* begin MATERIALS PROVIDED *
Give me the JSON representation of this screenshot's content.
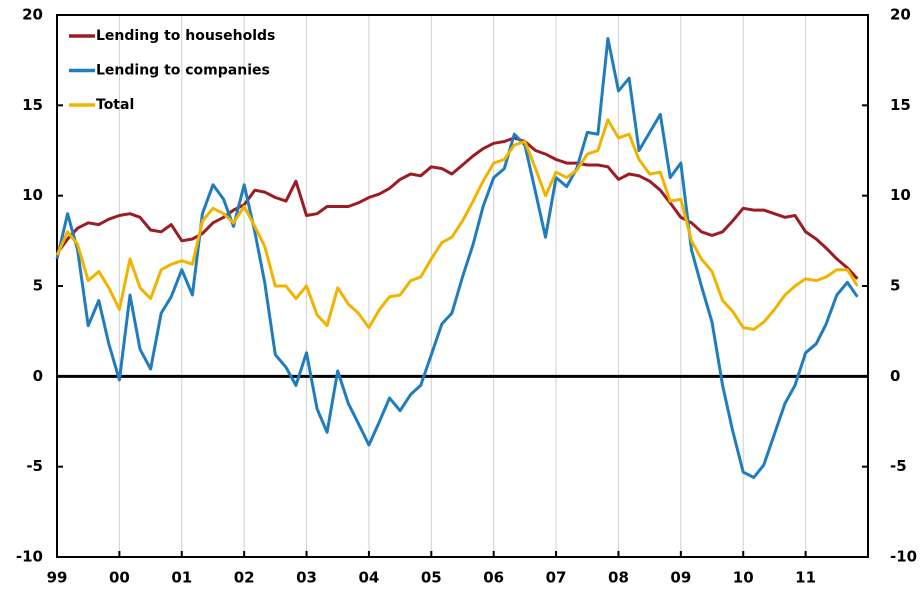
{
  "chart_data": {
    "type": "line",
    "x": [
      1999,
      1999.17,
      1999.33,
      1999.5,
      1999.67,
      1999.83,
      2000,
      2000.17,
      2000.33,
      2000.5,
      2000.67,
      2000.83,
      2001,
      2001.17,
      2001.33,
      2001.5,
      2001.67,
      2001.83,
      2002,
      2002.17,
      2002.33,
      2002.5,
      2002.67,
      2002.83,
      2003,
      2003.17,
      2003.33,
      2003.5,
      2003.67,
      2003.83,
      2004,
      2004.17,
      2004.33,
      2004.5,
      2004.67,
      2004.83,
      2005,
      2005.17,
      2005.33,
      2005.5,
      2005.67,
      2005.83,
      2006,
      2006.17,
      2006.33,
      2006.5,
      2006.67,
      2006.83,
      2007,
      2007.17,
      2007.33,
      2007.5,
      2007.67,
      2007.83,
      2008,
      2008.17,
      2008.33,
      2008.5,
      2008.67,
      2008.83,
      2009,
      2009.17,
      2009.33,
      2009.5,
      2009.67,
      2009.83,
      2010,
      2010.17,
      2010.33,
      2010.5,
      2010.67,
      2010.83,
      2011,
      2011.17,
      2011.33,
      2011.5,
      2011.67,
      2011.83
    ],
    "series": [
      {
        "name": "Lending to households",
        "color": "#9b1c22",
        "values": [
          6.8,
          7.6,
          8.2,
          8.5,
          8.4,
          8.7,
          8.9,
          9.0,
          8.8,
          8.1,
          8.0,
          8.4,
          7.5,
          7.6,
          7.9,
          8.5,
          8.8,
          9.2,
          9.5,
          10.3,
          10.2,
          9.9,
          9.7,
          10.8,
          8.9,
          9.0,
          9.4,
          9.4,
          9.4,
          9.6,
          9.9,
          10.1,
          10.4,
          10.9,
          11.2,
          11.1,
          11.6,
          11.5,
          11.2,
          11.7,
          12.2,
          12.6,
          12.9,
          13.0,
          13.2,
          13.0,
          12.5,
          12.3,
          12.0,
          11.8,
          11.8,
          11.7,
          11.7,
          11.6,
          10.9,
          11.2,
          11.1,
          10.8,
          10.3,
          9.6,
          8.8,
          8.5,
          8.0,
          7.8,
          8.0,
          8.6,
          9.3,
          9.2,
          9.2,
          9.0,
          8.8,
          8.9,
          8.0,
          7.6,
          7.1,
          6.5,
          6.0,
          5.4
        ]
      },
      {
        "name": "Lending to companies",
        "color": "#1f7dbf",
        "values": [
          6.5,
          9.0,
          7.0,
          2.8,
          4.2,
          1.8,
          -0.2,
          4.5,
          1.5,
          0.4,
          3.5,
          4.4,
          5.9,
          4.5,
          9.0,
          10.6,
          9.8,
          8.3,
          10.6,
          8.0,
          5.2,
          1.2,
          0.5,
          -0.5,
          1.3,
          -1.8,
          -3.1,
          0.3,
          -1.5,
          -2.6,
          -3.8,
          -2.5,
          -1.2,
          -1.9,
          -1.0,
          -0.5,
          1.2,
          2.9,
          3.5,
          5.5,
          7.3,
          9.4,
          11.0,
          11.5,
          13.4,
          12.8,
          10.2,
          7.7,
          11.0,
          10.5,
          11.5,
          13.5,
          13.4,
          18.7,
          15.8,
          16.5,
          12.5,
          13.5,
          14.5,
          11.0,
          11.8,
          7.0,
          5.0,
          3.0,
          -0.5,
          -3.0,
          -5.3,
          -5.6,
          -4.9,
          -3.2,
          -1.5,
          -0.5,
          1.3,
          1.8,
          2.9,
          4.5,
          5.2,
          4.4
        ]
      },
      {
        "name": "Total",
        "color": "#f0b400",
        "values": [
          6.7,
          8.0,
          7.3,
          5.3,
          5.8,
          4.9,
          3.7,
          6.5,
          4.9,
          4.3,
          5.9,
          6.2,
          6.4,
          6.2,
          8.6,
          9.3,
          9.0,
          8.5,
          9.4,
          8.3,
          7.2,
          5.0,
          5.0,
          4.3,
          5.0,
          3.4,
          2.8,
          4.9,
          4.0,
          3.5,
          2.7,
          3.7,
          4.4,
          4.5,
          5.3,
          5.5,
          6.5,
          7.4,
          7.7,
          8.6,
          9.7,
          10.8,
          11.8,
          12.0,
          12.8,
          13.0,
          11.5,
          10.0,
          11.3,
          11.0,
          11.4,
          12.3,
          12.5,
          14.2,
          13.2,
          13.4,
          12.0,
          11.2,
          11.3,
          9.7,
          9.8,
          7.5,
          6.5,
          5.8,
          4.2,
          3.6,
          2.7,
          2.6,
          3.0,
          3.7,
          4.5,
          5.0,
          5.4,
          5.3,
          5.5,
          5.9,
          5.9,
          5.0
        ]
      }
    ],
    "xlim": [
      1999,
      2012
    ],
    "xticks": [
      {
        "value": 1999,
        "label": "99"
      },
      {
        "value": 2000,
        "label": "00"
      },
      {
        "value": 2001,
        "label": "01"
      },
      {
        "value": 2002,
        "label": "02"
      },
      {
        "value": 2003,
        "label": "03"
      },
      {
        "value": 2004,
        "label": "04"
      },
      {
        "value": 2005,
        "label": "05"
      },
      {
        "value": 2006,
        "label": "06"
      },
      {
        "value": 2007,
        "label": "07"
      },
      {
        "value": 2008,
        "label": "08"
      },
      {
        "value": 2009,
        "label": "09"
      },
      {
        "value": 2010,
        "label": "10"
      },
      {
        "value": 2011,
        "label": "11"
      }
    ],
    "ylim": [
      -10,
      20
    ],
    "yticks": [
      -10,
      -5,
      0,
      5,
      10,
      15,
      20
    ],
    "y2lim": [
      -10,
      20
    ],
    "y2ticks": [
      -10,
      -5,
      0,
      5,
      10,
      15,
      20
    ],
    "grid": true,
    "legend": "top-left"
  }
}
* end MATERIALS PROVIDED *
From the entries, copy out each line containing the word "color".

        "color": "#9b1c22",
        "color": "#1f7dbf",
        "color": "#f0b400",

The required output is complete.